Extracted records
§ §

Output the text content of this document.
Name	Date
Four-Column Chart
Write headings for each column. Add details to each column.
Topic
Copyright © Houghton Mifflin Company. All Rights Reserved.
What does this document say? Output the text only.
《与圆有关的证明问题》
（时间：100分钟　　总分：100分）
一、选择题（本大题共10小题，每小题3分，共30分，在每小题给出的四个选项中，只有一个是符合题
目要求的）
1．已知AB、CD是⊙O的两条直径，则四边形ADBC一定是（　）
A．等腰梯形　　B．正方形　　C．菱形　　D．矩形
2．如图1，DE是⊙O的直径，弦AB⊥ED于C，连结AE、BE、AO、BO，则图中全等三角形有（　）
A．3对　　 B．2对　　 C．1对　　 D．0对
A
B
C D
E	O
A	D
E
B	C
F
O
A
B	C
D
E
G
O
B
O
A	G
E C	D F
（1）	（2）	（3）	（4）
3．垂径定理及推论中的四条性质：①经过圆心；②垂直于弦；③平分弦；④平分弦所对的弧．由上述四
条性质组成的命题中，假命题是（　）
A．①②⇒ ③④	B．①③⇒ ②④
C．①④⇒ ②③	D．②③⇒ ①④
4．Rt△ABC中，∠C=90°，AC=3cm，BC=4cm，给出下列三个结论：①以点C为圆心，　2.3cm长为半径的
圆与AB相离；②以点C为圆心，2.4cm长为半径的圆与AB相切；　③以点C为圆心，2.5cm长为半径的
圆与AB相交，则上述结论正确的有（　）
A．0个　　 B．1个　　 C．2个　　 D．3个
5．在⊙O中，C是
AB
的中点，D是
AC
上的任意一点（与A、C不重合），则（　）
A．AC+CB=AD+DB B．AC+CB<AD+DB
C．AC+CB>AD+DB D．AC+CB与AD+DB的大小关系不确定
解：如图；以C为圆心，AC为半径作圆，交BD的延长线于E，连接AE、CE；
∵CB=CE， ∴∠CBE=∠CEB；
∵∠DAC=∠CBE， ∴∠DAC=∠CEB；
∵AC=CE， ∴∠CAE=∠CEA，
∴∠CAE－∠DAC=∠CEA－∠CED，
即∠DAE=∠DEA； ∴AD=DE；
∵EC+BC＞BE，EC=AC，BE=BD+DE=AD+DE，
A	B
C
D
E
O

§ §

From the line with "What does this" to the last line of the material, give every line again exactly, and only those lines.

What does this document say? Output the text only.
《与圆有关的证明问题》
（时间：100分钟　　总分：100分）
一、选择题（本大题共10小题，每小题3分，共30分，在每小题给出的四个选项中，只有一个是符合题
目要求的）
1．已知AB、CD是⊙O的两条直径，则四边形ADBC一定是（　）
A．等腰梯形　　B．正方形　　C．菱形　　D．矩形
2．如图1，DE是⊙O的直径，弦AB⊥ED于C，连结AE、BE、AO、BO，则图中全等三角形有（　）
A．3对　　 B．2对　　 C．1对　　 D．0对
A
B
C D
E	O
A	D
E
B	C
F
O
A
B	C
D
E
G
O
B
O
A	G
E C	D F
（1）	（2）	（3）	（4）
3．垂径定理及推论中的四条性质：①经过圆心；②垂直于弦；③平分弦；④平分弦所对的弧．由上述四
条性质组成的命题中，假命题是（　）
A．①②⇒ ③④	B．①③⇒ ②④
C．①④⇒ ②③	D．②③⇒ ①④
4．Rt△ABC中，∠C=90°，AC=3cm，BC=4cm，给出下列三个结论：①以点C为圆心，　2.3cm长为半径的
圆与AB相离；②以点C为圆心，2.4cm长为半径的圆与AB相切；　③以点C为圆心，2.5cm长为半径的
圆与AB相交，则上述结论正确的有（　）
A．0个　　 B．1个　　 C．2个　　 D．3个
5．在⊙O中，C是
AB
的中点，D是
AC
上的任意一点（与A、C不重合），则（　）
A．AC+CB=AD+DB B．AC+CB<AD+DB
C．AC+CB>AD+DB D．AC+CB与AD+DB的大小关系不确定
解：如图；以C为圆心，AC为半径作圆，交BD的延长线于E，连接AE、CE；
∵CB=CE， ∴∠CBE=∠CEB；
∵∠DAC=∠CBE， ∴∠DAC=∠CEB；
∵AC=CE， ∴∠CAE=∠CEA，
∴∠CAE－∠DAC=∠CEA－∠CED，
即∠DAE=∠DEA； ∴AD=DE；
∵EC+BC＞BE，EC=AC，BE=BD+DE=AD+DE，
A	B
C
D
E
O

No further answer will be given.